Make an exact copy of the records, with the images left out.
#### SUPPLIED MATERIAL
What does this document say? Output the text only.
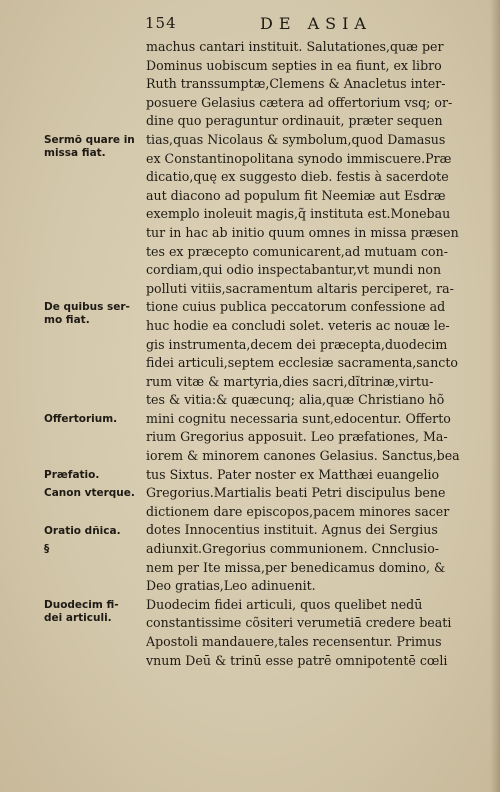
154	DE ASIA
machus cantari instituit. Salutationes,quæ per
Dominus uobiscum septies in ea fiunt, ex libro
Ruth transsumptæ,Clemens & Anacletus inter-
posuere Gelasius cætera ad offertorium vsq; or-
dine quo peraguntur ordinauit, præter sequen
tias,quas Nicolaus & symbolum,quod Damasus
ex Constantinopolitana synodo immiscuere.Præ
dicatio,quę ex suggesto dieb. festis à sacerdote
aut diacono ad populum fit Neemiæ aut Esdræ
exemplo inoleuit magis,q̃ instituta est.Monebau
tur in hac ab initio quum omnes in missa præsen
tes ex præcepto comunicarent,ad mutuam con-
cordiam,qui odio inspectabantur,vt mundi non
polluti vitiis,sacramentum altaris perciperet, ra-
tione cuius publica peccatorum confessione ad
huc hodie ea concludi solet. veteris ac nouæ le-
gis instrumenta,decem dei præcepta,duodecim
fidei articuli,septem ecclesiæ sacramenta,sancto
rum vitæ & martyria,dies sacri,dĩtrinæ,virtu-
tes & vitia:& quæcunq; alia,quæ Christiano hõ
mini cognitu necessaria sunt,edocentur. Offerto
rium Gregorius apposuit. Leo præfationes, Ma-
iorem & minorem canones Gelasius. Sanctus,bea
tus Sixtus. Pater noster ex Matthæi euangelio
Gregorius.Martialis beati Petri discipulus bene
dictionem dare episcopos,pacem minores sacer
dotes Innocentius instituit. Agnus dei Sergius
adiunxit.Gregorius communionem. Cnnclusio-
nem per Ite missa,per benedicamus domino, &
Deo gratias,Leo adinuenit.
Duodecim fidei articuli, quos quelibet nedū
constantissime cõsiteri verumetiā credere beati
Apostoli mandauere,tales recensentur. Primus
vnum Deū & trinū esse patrē omnipotentē cœli
Sermõ quare in
missa fiat.
De quibus ser-
mo fiat.
Offertorium.
Præfatio.
Canon vterque.
Oratio dñica.
§
Duodecim fi-
dei articuli.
########
## SOLUTION FOR THIS EXERCISE
What does this document say? Output the text only.
154	DE ASIA
machus cantari instituit. Salutationes,quæ per
Dominus uobiscum septies in ea fiunt, ex libro
Ruth transsumptæ,Clemens & Anacletus inter-
posuere Gelasius cætera ad offertorium vsq; or-
dine quo peraguntur ordinauit, præter sequen
tias,quas Nicolaus & symbolum,quod Damasus
ex Constantinopolitana synodo immiscuere.Præ
dicatio,quę ex suggesto dieb. festis à sacerdote
aut diacono ad populum fit Neemiæ aut Esdræ
exemplo inoleuit magis,q̃ instituta est.Monebau
tur in hac ab initio quum omnes in missa præsen
tes ex præcepto comunicarent,ad mutuam con-
cordiam,qui odio inspectabantur,vt mundi non
polluti vitiis,sacramentum altaris perciperet, ra-
tione cuius publica peccatorum confessione ad
huc hodie ea concludi solet. veteris ac nouæ le-
gis instrumenta,decem dei præcepta,duodecim
fidei articuli,septem ecclesiæ sacramenta,sancto
rum vitæ & martyria,dies sacri,dĩtrinæ,virtu-
tes & vitia:& quæcunq; alia,quæ Christiano hõ
mini cognitu necessaria sunt,edocentur. Offerto
rium Gregorius apposuit. Leo præfationes, Ma-
iorem & minorem canones Gelasius. Sanctus,bea
tus Sixtus. Pater noster ex Matthæi euangelio
Gregorius.Martialis beati Petri discipulus bene
dictionem dare episcopos,pacem minores sacer
dotes Innocentius instituit. Agnus dei Sergius
adiunxit.Gregorius communionem. Cnnclusio-
nem per Ite missa,per benedicamus domino, &
Deo gratias,Leo adinuenit.
Duodecim fidei articuli, quos quelibet nedū
constantissime cõsiteri verumetiā credere beati
Apostoli mandauere,tales recensentur. Primus
vnum Deū & trinū esse patrē omnipotentē cœli
Sermõ quare in
missa fiat.
De quibus ser-
mo fiat.
Offertorium.
Præfatio.
Canon vterque.
Oratio dñica.
§
Duodecim fi-
dei articuli.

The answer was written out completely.